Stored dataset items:
------------------------------------------------------------

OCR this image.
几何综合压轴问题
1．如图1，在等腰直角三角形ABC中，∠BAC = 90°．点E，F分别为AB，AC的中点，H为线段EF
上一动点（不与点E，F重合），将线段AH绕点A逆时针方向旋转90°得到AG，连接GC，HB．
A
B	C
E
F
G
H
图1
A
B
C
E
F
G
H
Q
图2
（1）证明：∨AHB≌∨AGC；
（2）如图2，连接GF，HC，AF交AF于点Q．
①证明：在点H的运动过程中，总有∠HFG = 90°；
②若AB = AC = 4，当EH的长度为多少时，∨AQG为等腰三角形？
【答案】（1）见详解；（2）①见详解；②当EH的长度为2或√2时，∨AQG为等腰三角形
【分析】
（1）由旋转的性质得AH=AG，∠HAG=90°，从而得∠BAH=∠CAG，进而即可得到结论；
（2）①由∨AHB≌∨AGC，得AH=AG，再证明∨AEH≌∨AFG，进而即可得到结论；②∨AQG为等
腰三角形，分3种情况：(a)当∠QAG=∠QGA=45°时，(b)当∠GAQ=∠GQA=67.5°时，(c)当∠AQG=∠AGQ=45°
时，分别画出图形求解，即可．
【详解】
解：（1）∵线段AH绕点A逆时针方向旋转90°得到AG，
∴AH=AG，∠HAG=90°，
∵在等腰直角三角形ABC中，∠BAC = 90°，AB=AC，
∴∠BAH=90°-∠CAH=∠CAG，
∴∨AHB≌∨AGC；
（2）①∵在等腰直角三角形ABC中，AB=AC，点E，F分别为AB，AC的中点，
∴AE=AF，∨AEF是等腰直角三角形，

------------------------------------------------------------

▶ Given problem: Using the listing, copy every line where the word "得到AG" shows up.

▶ Correct response:
上一动点（不与点E，F重合），将线段AH绕点A逆时针方向旋转90°得到AG，连接GC，HB．
解：（1）∵线段AH绕点A逆时针方向旋转90°得到AG，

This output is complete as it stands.